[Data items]
** Begin **

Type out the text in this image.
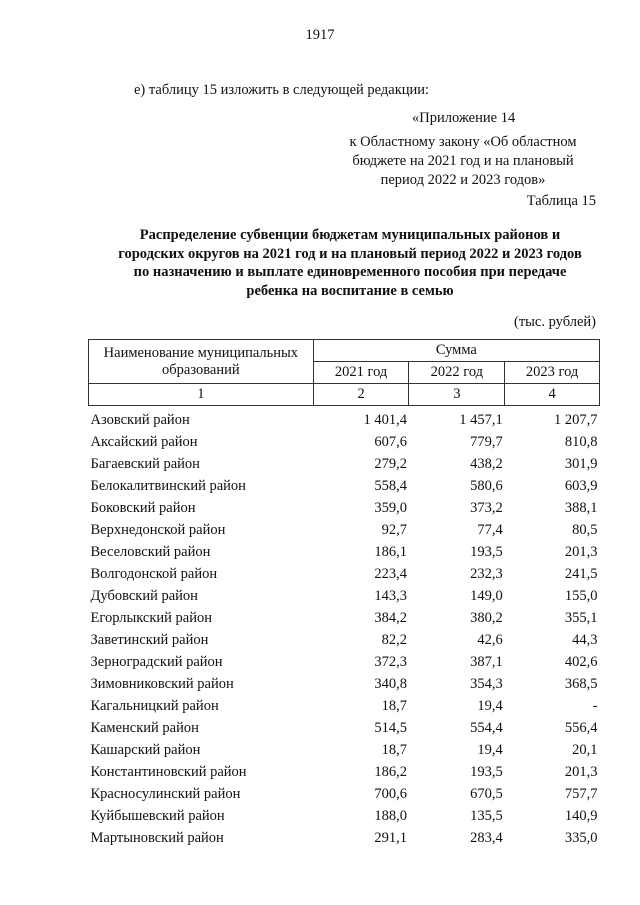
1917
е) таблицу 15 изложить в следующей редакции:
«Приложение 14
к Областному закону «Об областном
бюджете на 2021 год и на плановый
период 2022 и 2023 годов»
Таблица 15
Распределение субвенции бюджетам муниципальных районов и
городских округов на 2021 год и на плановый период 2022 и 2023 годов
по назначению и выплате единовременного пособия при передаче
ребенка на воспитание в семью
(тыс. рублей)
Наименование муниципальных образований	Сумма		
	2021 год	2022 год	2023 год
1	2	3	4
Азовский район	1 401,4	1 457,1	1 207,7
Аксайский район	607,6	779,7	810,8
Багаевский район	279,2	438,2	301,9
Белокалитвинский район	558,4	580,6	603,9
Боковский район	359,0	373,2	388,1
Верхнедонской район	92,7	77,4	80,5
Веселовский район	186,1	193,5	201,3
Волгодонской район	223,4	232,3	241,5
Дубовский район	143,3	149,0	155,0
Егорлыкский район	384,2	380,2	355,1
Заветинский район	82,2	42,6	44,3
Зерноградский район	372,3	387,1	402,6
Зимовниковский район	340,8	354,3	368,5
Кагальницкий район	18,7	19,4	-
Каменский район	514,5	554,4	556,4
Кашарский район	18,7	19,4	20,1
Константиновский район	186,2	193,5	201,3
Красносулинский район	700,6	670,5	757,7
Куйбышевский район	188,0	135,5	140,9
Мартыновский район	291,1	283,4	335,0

** End **
** Begin **

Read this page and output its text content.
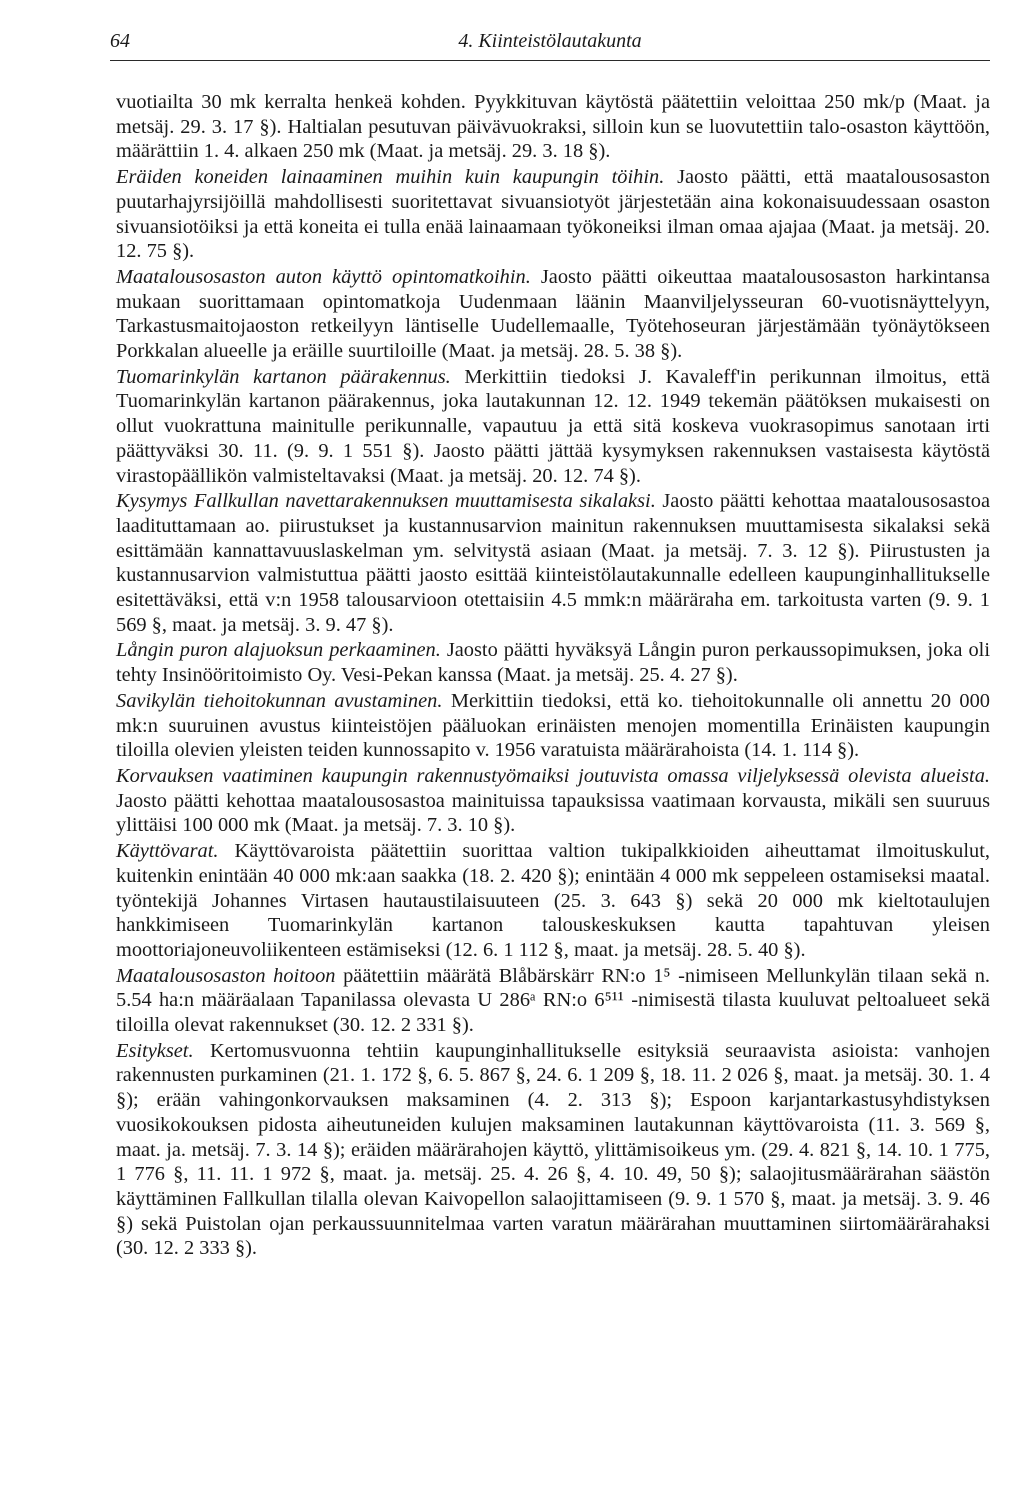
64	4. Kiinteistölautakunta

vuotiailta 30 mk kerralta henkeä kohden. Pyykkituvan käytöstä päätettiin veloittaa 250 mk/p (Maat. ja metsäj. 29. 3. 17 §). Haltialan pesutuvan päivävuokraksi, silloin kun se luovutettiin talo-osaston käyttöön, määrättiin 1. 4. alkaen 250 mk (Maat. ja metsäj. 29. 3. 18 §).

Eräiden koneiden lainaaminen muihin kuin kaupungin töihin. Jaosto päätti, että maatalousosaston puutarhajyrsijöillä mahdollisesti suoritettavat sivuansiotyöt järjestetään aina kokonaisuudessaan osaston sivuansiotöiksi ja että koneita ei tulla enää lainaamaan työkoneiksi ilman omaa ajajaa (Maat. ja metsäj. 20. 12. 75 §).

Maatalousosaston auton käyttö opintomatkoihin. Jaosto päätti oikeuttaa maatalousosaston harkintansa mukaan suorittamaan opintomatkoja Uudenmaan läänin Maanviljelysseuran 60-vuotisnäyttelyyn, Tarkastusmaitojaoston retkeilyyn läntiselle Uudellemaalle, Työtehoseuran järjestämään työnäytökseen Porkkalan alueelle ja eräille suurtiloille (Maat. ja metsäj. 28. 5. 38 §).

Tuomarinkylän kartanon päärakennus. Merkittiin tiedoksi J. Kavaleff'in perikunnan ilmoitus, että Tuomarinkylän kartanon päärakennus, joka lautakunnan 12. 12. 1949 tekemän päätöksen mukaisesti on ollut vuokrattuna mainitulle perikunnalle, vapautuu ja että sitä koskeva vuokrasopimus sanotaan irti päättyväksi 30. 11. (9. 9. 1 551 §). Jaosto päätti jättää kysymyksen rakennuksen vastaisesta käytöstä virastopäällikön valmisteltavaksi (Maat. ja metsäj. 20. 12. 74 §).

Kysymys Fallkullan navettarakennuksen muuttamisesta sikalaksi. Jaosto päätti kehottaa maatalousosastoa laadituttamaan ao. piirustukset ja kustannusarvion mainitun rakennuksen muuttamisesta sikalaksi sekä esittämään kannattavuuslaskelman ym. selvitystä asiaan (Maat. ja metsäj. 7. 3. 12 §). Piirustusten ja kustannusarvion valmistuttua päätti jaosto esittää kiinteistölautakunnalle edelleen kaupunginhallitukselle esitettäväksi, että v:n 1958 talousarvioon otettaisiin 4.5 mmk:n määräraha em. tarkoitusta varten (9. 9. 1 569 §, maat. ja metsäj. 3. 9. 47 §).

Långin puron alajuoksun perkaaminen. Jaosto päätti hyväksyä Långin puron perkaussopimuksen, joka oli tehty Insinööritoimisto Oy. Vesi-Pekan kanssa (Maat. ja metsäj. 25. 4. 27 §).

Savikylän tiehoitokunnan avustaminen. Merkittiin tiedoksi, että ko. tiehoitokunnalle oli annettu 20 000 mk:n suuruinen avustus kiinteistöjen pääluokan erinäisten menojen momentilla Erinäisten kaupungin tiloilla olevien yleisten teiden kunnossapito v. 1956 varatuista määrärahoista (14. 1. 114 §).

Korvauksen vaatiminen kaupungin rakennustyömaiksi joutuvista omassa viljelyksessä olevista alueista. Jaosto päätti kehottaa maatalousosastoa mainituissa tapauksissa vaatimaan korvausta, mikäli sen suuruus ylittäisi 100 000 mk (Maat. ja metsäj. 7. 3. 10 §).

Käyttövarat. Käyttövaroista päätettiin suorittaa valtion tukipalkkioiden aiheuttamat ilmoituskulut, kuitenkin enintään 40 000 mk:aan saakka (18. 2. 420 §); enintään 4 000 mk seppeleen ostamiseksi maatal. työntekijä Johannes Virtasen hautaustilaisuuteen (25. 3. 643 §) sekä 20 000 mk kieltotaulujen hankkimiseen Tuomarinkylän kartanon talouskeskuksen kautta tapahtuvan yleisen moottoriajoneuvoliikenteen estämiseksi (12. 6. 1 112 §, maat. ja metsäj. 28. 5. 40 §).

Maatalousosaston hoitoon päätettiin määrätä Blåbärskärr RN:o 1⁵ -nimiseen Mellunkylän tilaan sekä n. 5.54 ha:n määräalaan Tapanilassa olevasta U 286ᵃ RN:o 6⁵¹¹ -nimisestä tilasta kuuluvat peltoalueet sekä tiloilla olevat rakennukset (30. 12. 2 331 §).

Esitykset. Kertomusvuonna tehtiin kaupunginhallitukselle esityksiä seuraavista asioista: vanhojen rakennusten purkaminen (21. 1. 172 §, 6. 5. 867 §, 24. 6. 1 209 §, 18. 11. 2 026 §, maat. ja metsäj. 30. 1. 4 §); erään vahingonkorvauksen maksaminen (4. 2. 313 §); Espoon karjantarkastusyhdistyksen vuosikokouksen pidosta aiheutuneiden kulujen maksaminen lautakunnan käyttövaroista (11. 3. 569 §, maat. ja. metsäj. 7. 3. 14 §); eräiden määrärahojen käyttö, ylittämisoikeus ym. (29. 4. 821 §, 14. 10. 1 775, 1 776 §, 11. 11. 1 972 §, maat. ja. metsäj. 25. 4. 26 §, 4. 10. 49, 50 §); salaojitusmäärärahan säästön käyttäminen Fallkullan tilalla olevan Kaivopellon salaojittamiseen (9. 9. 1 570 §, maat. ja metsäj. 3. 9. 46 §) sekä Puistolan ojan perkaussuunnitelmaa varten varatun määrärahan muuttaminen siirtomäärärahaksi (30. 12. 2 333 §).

** End **

Written request. Check each line of the records for the word "maatalousosastoa" and extract those that contain it.

Reply to the exercise.
Kysymys Fallkullan navettarakennuksen muuttamisesta sikalaksi. Jaosto päätti kehottaa maatalousosastoa laadituttamaan ao. piirustukset ja kustannusarvion mainitun rakennuksen muuttamisesta sikalaksi sekä esittämään kannattavuuslaskelman ym. selvitystä asiaan (Maat. ja metsäj. 7. 3. 12 §). Piirustusten ja kustannusarvion valmistuttua päätti jaosto esittää kiinteistölautakunnalle edelleen kaupunginhallitukselle esitettäväksi, että v:n 1958 talousarvioon otettaisiin 4.5 mmk:n määräraha em. tarkoitusta varten (9. 9. 1 569 §, maat. ja metsäj. 3. 9. 47 §).
Korvauksen vaatiminen kaupungin rakennustyömaiksi joutuvista omassa viljelyksessä olevista alueista. Jaosto päätti kehottaa maatalousosastoa mainituissa tapauksissa vaatimaan korvausta, mikäli sen suuruus ylittäisi 100 000 mk (Maat. ja metsäj. 7. 3. 10 §).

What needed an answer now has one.